Exercise instructions =
Transcribe the records below exactly as they appear.

Materials provided =
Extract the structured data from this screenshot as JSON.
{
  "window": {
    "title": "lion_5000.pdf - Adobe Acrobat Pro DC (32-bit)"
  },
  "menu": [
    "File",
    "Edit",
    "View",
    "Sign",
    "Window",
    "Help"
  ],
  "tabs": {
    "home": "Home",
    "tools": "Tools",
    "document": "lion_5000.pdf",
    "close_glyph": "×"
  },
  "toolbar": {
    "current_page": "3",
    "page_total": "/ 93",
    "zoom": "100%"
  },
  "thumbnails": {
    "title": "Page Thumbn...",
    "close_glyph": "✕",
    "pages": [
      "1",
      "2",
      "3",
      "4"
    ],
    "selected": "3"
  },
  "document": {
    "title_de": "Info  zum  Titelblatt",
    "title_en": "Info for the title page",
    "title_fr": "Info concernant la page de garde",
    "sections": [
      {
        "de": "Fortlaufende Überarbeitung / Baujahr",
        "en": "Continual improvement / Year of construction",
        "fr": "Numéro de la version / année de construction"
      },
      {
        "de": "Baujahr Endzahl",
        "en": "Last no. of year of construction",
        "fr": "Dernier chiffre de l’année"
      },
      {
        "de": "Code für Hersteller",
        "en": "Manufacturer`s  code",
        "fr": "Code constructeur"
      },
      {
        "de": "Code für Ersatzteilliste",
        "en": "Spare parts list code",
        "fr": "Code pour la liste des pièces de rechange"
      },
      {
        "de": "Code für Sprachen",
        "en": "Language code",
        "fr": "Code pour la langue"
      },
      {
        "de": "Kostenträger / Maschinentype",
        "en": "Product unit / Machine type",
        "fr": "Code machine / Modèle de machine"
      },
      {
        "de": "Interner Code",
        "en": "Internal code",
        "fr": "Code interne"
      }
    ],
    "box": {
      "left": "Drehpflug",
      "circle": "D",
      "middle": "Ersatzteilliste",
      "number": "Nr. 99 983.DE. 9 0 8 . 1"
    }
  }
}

Result =
Extract the structured data from this screenshot as JSON.
{
  "window": {
    "title": "lion_5000.pdf - Adobe Acrobat Pro DC (32-bit)"
  },
  "menu": [
    "File",
    "Edit",
    "View",
    "Sign",
    "Window",
    "Help"
  ],
  "tabs": {
    "home": "Home",
    "tools": "Tools",
    "document": "lion_5000.pdf",
    "close_glyph": "×"
  },
  "toolbar": {
    "current_page": "3",
    "page_total": "/ 93",
    "zoom": "100%"
  },
  "thumbnails": {
    "title": "Page Thumbn...",
    "close_glyph": "✕",
    "pages": [
      "1",
      "2",
      "3",
      "4"
    ],
    "selected": "3"
  },
  "document": {
    "title_de": "Info  zum  Titelblatt",
    "title_en": "Info for the title page",
    "title_fr": "Info concernant la page de garde",
    "sections": [
      {
        "de": "Fortlaufende Überarbeitung / Baujahr",
        "en": "Continual improvement / Year of construction",
        "fr": "Numéro de la version / année de construction"
      },
      {
        "de": "Baujahr Endzahl",
        "en": "Last no. of year of construction",
        "fr": "Dernier chiffre de l’année"
      },
      {
        "de": "Code für Hersteller",
        "en": "Manufacturer`s  code",
        "fr": "Code constructeur"
      },
      {
        "de": "Code für Ersatzteilliste",
        "en": "Spare parts list code",
        "fr": "Code pour la liste des pièces de rechange"
      },
      {
        "de": "Code für Sprachen",
        "en": "Language code",
        "fr": "Code pour la langue"
      },
      {
        "de": "Kostenträger / Maschinentype",
        "en": "Product unit / Machine type",
        "fr": "Code machine / Modèle de machine"
      },
      {
        "de": "Interner Code",
        "en": "Internal code",
        "fr": "Code interne"
      }
    ],
    "box": {
      "left": "Drehpflug",
      "circle": "D",
      "middle": "Ersatzteilliste",
      "number": "Nr. 99 983.DE. 9 0 8 . 1"
    }
  }
}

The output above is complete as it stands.